┌────────
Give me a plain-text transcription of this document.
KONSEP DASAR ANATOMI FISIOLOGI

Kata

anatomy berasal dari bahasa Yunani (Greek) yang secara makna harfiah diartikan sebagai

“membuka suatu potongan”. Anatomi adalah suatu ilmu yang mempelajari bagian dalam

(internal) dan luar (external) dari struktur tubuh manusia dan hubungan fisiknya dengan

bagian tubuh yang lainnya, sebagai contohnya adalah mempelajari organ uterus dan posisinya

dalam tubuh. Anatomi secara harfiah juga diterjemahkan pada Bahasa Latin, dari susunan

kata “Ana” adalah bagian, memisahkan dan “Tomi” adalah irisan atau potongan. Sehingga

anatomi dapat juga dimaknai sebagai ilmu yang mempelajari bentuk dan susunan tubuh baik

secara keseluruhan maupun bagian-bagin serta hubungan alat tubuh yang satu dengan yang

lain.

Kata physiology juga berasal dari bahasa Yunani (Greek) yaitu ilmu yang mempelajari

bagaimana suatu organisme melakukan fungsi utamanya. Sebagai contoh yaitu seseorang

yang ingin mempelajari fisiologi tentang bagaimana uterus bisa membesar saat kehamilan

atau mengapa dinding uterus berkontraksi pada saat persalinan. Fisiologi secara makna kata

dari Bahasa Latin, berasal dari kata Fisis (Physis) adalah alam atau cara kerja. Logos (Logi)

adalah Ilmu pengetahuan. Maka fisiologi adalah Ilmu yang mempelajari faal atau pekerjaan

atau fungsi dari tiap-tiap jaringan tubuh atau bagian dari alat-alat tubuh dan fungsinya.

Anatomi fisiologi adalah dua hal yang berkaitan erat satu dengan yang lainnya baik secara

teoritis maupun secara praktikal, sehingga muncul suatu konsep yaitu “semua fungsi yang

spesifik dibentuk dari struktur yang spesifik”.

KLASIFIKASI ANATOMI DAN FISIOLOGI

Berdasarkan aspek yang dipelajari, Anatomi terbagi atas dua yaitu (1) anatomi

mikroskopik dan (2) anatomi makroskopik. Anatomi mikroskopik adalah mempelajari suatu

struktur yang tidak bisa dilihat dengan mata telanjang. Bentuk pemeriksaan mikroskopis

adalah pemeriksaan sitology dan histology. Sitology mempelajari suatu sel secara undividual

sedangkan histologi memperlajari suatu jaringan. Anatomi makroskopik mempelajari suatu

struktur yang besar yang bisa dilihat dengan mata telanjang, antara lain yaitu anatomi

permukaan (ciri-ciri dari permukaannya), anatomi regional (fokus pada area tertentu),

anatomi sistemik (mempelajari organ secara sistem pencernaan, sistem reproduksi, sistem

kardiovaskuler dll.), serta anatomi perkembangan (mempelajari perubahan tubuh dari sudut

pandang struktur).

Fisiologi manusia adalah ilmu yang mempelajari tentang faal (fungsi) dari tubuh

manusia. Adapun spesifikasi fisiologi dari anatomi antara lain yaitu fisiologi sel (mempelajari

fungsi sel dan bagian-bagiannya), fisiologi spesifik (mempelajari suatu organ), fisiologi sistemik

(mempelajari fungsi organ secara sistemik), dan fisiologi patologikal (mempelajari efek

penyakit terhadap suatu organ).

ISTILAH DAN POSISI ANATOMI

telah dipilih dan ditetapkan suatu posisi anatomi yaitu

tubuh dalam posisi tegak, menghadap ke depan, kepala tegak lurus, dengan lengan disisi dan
└────────
Copy each line of the listing that includes "Latin".

- PROBLEM SOLUTION
dalam tubuh. Anatomi secara harfiah juga diterjemahkan pada Bahasa Latin, dari susunan
dari Bahasa Latin, berasal dari kata Fisis (Physis) adalah alam atau cara kerja. Logos (Logi)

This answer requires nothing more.